GIVEN REQUEST
Your task is to copy every record exactly.

GIVEN ENTRIES
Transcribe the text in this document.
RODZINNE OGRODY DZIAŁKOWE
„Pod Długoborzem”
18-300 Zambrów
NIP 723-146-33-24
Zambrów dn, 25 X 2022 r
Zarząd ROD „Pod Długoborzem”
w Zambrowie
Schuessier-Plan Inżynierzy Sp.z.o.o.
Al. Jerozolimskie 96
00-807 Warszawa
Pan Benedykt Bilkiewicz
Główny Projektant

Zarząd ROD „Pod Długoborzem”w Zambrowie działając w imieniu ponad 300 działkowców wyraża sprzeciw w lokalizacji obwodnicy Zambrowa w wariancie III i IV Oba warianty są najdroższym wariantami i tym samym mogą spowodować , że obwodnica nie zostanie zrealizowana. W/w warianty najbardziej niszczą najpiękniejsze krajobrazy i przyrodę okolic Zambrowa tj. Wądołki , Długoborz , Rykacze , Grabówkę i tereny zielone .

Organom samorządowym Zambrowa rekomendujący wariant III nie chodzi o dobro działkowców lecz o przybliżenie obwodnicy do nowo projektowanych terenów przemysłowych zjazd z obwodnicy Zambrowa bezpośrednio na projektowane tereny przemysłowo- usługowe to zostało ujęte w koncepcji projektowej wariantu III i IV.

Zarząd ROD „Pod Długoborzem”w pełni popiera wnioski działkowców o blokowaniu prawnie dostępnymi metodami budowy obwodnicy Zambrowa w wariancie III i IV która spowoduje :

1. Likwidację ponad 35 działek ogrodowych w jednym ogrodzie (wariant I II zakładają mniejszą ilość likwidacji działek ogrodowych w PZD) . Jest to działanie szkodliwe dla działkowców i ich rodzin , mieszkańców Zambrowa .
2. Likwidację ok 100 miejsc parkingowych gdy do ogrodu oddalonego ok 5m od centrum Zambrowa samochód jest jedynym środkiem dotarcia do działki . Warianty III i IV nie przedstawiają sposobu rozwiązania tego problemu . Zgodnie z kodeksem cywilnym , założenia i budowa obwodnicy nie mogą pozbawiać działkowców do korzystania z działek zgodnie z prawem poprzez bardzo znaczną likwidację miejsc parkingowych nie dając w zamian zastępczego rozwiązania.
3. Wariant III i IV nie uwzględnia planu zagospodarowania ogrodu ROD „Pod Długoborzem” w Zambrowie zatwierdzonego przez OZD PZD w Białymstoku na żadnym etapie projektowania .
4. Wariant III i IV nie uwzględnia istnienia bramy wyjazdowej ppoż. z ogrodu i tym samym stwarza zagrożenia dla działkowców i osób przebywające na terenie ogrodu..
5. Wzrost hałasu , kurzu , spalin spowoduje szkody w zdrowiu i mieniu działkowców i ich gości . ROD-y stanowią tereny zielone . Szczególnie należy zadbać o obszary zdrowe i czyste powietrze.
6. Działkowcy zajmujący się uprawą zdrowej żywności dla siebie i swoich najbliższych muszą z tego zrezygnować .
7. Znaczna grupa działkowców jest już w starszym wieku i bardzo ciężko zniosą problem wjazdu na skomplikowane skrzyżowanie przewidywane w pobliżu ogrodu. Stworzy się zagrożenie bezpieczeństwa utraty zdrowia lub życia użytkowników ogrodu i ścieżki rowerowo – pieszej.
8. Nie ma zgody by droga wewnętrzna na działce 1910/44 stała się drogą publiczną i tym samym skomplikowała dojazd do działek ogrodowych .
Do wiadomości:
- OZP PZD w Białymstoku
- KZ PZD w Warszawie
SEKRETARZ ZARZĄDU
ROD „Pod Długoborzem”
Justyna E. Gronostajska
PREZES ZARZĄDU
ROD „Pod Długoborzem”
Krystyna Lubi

REPLY
Transcribe the text in this document.
RODZINNE OGRODY DZIAŁKOWE
„Pod Długoborzem”
18-300 Zambrów
NIP 723-146-33-24
Zambrów dn, 25 X 2022 r
Zarząd ROD „Pod Długoborzem”
w Zambrowie
Schuessier-Plan Inżynierzy Sp.z.o.o.
Al. Jerozolimskie 96
00-807 Warszawa
Pan Benedykt Bilkiewicz
Główny Projektant

Zarząd ROD „Pod Długoborzem”w Zambrowie działając w imieniu ponad 300 działkowców wyraża sprzeciw w lokalizacji obwodnicy Zambrowa w wariancie III i IV Oba warianty są najdroższym wariantami i tym samym mogą spowodować , że obwodnica nie zostanie zrealizowana. W/w warianty najbardziej niszczą najpiękniejsze krajobrazy i przyrodę okolic Zambrowa tj. Wądołki , Długoborz , Rykacze , Grabówkę i tereny zielone .

Organom samorządowym Zambrowa rekomendujący wariant III nie chodzi o dobro działkowców lecz o przybliżenie obwodnicy do nowo projektowanych terenów przemysłowych zjazd z obwodnicy Zambrowa bezpośrednio na projektowane tereny przemysłowo- usługowe to zostało ujęte w koncepcji projektowej wariantu III i IV.

Zarząd ROD „Pod Długoborzem”w pełni popiera wnioski działkowców o blokowaniu prawnie dostępnymi metodami budowy obwodnicy Zambrowa w wariancie III i IV która spowoduje :

1. Likwidację ponad 35 działek ogrodowych w jednym ogrodzie (wariant I II zakładają mniejszą ilość likwidacji działek ogrodowych w PZD) . Jest to działanie szkodliwe dla działkowców i ich rodzin , mieszkańców Zambrowa .
2. Likwidację ok 100 miejsc parkingowych gdy do ogrodu oddalonego ok 5m od centrum Zambrowa samochód jest jedynym środkiem dotarcia do działki . Warianty III i IV nie przedstawiają sposobu rozwiązania tego problemu . Zgodnie z kodeksem cywilnym , założenia i budowa obwodnicy nie mogą pozbawiać działkowców do korzystania z działek zgodnie z prawem poprzez bardzo znaczną likwidację miejsc parkingowych nie dając w zamian zastępczego rozwiązania.
3. Wariant III i IV nie uwzględnia planu zagospodarowania ogrodu ROD „Pod Długoborzem” w Zambrowie zatwierdzonego przez OZD PZD w Białymstoku na żadnym etapie projektowania .
4. Wariant III i IV nie uwzględnia istnienia bramy wyjazdowej ppoż. z ogrodu i tym samym stwarza zagrożenia dla działkowców i osób przebywające na terenie ogrodu..
5. Wzrost hałasu , kurzu , spalin spowoduje szkody w zdrowiu i mieniu działkowców i ich gości . ROD-y stanowią tereny zielone . Szczególnie należy zadbać o obszary zdrowe i czyste powietrze.
6. Działkowcy zajmujący się uprawą zdrowej żywności dla siebie i swoich najbliższych muszą z tego zrezygnować .
7. Znaczna grupa działkowców jest już w starszym wieku i bardzo ciężko zniosą problem wjazdu na skomplikowane skrzyżowanie przewidywane w pobliżu ogrodu. Stworzy się zagrożenie bezpieczeństwa utraty zdrowia lub życia użytkowników ogrodu i ścieżki rowerowo – pieszej.
8. Nie ma zgody by droga wewnętrzna na działce 1910/44 stała się drogą publiczną i tym samym skomplikowała dojazd do działek ogrodowych .
Do wiadomości:
- OZP PZD w Białymstoku
- KZ PZD w Warszawie
SEKRETARZ ZARZĄDU
ROD „Pod Długoborzem”
Justyna E. Gronostajska
PREZES ZARZĄDU
ROD „Pod Długoborzem”
Krystyna Lubi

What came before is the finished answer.